- **Zu erledigende Aufgaben**
[a] Gib aus der Kolumne „Neue Zeiten – Schräge Zeiten“ alles von „Anderes Beispiel. Was“ bis hinunter zu „Babylonische Sprachverwirrung allenthalben.“ wörtlich wieder.
[b] Was meint das Wort „Reform“ laut der Kolumne „Neue Zeiten – Schräge Zeiten“ heute nur noch?

- **Vorliegender Text**
Portrait Andreas Pecht

Andreas Pecht – Kulturjournalist i.R.

Analysen, Berichte, Essays, Kolumnen, Kommentare, Kritiken, Reportagen – zu Kultur, Politik und Geistesleben

NZSZ: Neue Zeiten – Schräge Zeiten

„Ich seh’ in dein Herz“ – und finde dort eine gewisse Unleidlichkeit gegenüber dem jetzigen Gang der Dinge. Die erinnert an den Roman „Der Ekel“ vom französischen Schriftsteller und Existenzialismus-Philosophen Jean-Paul Sartre, dessen 100. Geburtstag man im Juni hätte feiern können. Darin stellt einer fest, dass er in der eigenen Alltagsumgebung völlig fremd geworden ist. Nicht, dass früher alles besser gewesen wäre. Wenigstens aber durfte man früher noch hoffen, alles werde besser. Was haben wir stattdessen heute für einen Salat? Selbst die Sprache kaut faule Blätter: Das einst schöne Wort „Reform“ meint bloß noch „Retten, was zu retten ist“. Wenn also demnächst Angies Leute mit dem Shanty „Wir sind die besseren Reformer“ Gerds Crew auf der Brücke ablösen, dann weiß man auf den Ruderbänken, die Rettungsaktion für die Oberdeckpassagiere geht mit frischen Kräften weiter. An einen sicheren Schiffskurs, der alle Mann wohlbehalten heimbringt, denkt oben vermutlich längst keiner mehr.  
 
Anderes Beispiel. Was ist „Service“? Wenn lebendige Menschen, die sich auskennen, anderen Menschen (Kunden), die keine Ahnung haben, bereitwillig und professionell weiterhelfen. Und zwar, ohne sie über den Tisch ziehen oder blödschwätzen zu wollen. Was ist „Servicewüste“? Wenn das anonyme „Support-Team“ meines Internet-Providers nur per E-Mail-Formular oder mein „Mobilfunk-Partner“ nur über eine zifferngesteuerte Durchfragmaschine „ansprechbar“ sind.  Wenn sich hinter der Telefonnummer meiner Münchner Versicherung ein Hamburger Call-Center verbirgt, wo sich ahnungslose Jobber im Animateur-Ton melden: „Guten Tag, mein Name ist Kundhilf  Weißnichtwie, was kann ich für sie tun?“.  Jetzt fragen Sie mal einen Yuppie-Manager nach „Service“ oder „Servicewüste“. Der dreht Ihnen den Wortsinn glatt rum. Babylonische Sprachverwirrung allenthalben.

[Einträge zu Layout-Elementen]

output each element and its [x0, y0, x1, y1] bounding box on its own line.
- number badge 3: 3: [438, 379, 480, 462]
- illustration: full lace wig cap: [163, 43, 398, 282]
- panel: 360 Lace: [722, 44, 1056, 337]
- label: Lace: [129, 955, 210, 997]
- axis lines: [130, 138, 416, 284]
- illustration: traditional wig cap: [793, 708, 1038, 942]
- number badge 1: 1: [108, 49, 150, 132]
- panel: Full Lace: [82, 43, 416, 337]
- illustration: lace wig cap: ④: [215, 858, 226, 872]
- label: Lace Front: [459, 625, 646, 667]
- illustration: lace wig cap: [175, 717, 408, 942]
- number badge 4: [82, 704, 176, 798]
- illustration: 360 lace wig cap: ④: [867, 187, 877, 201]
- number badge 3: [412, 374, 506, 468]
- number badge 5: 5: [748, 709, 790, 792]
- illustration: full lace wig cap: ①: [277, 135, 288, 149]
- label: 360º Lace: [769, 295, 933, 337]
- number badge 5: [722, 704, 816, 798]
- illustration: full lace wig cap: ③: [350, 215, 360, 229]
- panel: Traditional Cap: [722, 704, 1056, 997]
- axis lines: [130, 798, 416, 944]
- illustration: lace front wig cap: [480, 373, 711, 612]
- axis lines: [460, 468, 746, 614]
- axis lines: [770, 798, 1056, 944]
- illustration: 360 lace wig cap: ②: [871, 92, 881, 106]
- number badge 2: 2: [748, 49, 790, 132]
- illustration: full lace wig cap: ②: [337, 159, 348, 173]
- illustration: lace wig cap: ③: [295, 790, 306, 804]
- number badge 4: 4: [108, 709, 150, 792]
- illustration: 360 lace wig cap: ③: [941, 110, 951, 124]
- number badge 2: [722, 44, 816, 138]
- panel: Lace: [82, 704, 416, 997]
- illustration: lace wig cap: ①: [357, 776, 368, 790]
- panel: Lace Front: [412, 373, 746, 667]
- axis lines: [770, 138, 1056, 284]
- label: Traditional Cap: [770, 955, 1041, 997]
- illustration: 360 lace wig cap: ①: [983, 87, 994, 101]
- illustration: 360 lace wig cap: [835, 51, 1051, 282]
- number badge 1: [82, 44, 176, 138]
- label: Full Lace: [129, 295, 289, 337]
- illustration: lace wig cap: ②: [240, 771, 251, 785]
---
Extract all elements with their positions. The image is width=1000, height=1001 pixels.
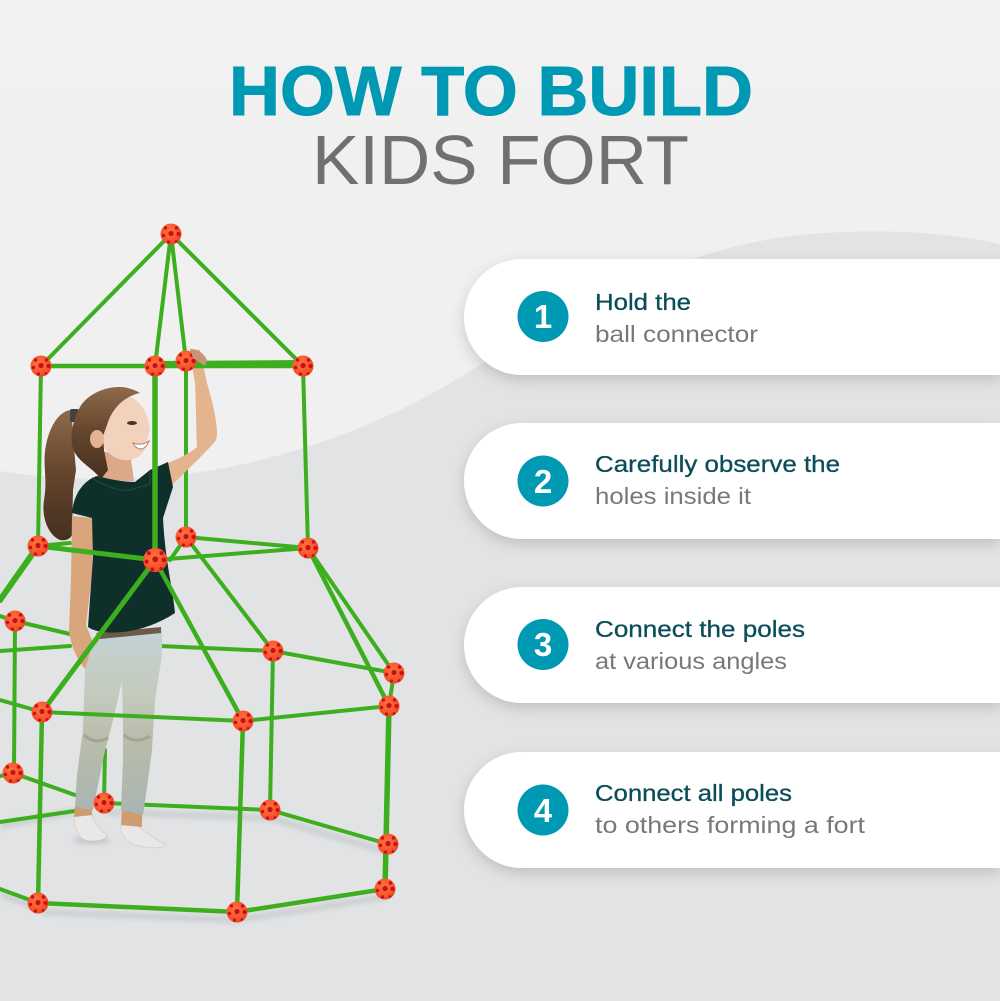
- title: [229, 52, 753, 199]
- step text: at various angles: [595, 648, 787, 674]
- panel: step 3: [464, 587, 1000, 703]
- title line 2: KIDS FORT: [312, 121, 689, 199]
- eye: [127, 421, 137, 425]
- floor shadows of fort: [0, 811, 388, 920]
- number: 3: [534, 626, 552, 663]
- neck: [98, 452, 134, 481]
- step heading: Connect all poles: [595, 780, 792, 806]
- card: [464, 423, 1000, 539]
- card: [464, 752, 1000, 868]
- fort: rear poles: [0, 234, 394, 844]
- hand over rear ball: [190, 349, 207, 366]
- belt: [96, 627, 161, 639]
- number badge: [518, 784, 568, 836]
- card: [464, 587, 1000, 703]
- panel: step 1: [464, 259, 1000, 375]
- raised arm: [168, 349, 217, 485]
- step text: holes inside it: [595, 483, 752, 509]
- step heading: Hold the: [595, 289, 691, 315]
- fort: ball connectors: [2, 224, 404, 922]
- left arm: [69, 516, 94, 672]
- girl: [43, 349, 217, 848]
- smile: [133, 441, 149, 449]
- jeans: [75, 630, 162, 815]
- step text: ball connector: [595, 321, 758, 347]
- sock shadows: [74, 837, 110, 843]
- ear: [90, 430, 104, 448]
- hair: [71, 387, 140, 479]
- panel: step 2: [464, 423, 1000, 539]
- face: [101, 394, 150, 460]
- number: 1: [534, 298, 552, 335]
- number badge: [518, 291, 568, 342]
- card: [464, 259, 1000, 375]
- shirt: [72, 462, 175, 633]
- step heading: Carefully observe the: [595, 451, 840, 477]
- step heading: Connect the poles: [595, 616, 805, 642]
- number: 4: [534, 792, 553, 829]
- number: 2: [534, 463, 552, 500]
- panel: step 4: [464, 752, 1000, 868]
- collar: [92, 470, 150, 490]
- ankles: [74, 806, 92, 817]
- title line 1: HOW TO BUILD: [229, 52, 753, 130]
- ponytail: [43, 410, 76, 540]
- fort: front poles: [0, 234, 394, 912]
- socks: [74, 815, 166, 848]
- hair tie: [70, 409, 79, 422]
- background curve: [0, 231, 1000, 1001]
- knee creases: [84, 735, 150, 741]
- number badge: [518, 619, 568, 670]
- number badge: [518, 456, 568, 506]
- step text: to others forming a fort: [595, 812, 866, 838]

- **Vollständige Antworten**
[a]
Anderes Beispiel. Was ist „Service“? Wenn lebendige Menschen, die sich auskennen, anderen Menschen (Kunden), die keine Ahnung haben, bereitwillig und professionell weiterhelfen. Und zwar, ohne sie über den Tisch ziehen oder blödschwätzen zu wollen. Was ist „Servicewüste“? Wenn das anonyme „Support-Team“ meines Internet-Providers nur per E-Mail-Formular oder mein „Mobilfunk-Partner“ nur über eine zifferngesteuerte Durchfragmaschine „ansprechbar“ sind.  Wenn sich hinter der Telefonnummer meiner Münchner Versicherung ein Hamburger Call-Center verbirgt, wo sich ahnungslose Jobber im Animateur-Ton melden: „Guten Tag, mein Name ist Kundhilf  Weißnichtwie, was kann ich für sie tun?“.  Jetzt fragen Sie mal einen Yuppie-Manager nach „Service“ oder „Servicewüste“. Der dreht Ihnen den Wortsinn glatt rum. Babylonische Sprachverwirrung allenthalben.

[b] Es meint nur noch „Retten, was zu retten ist“.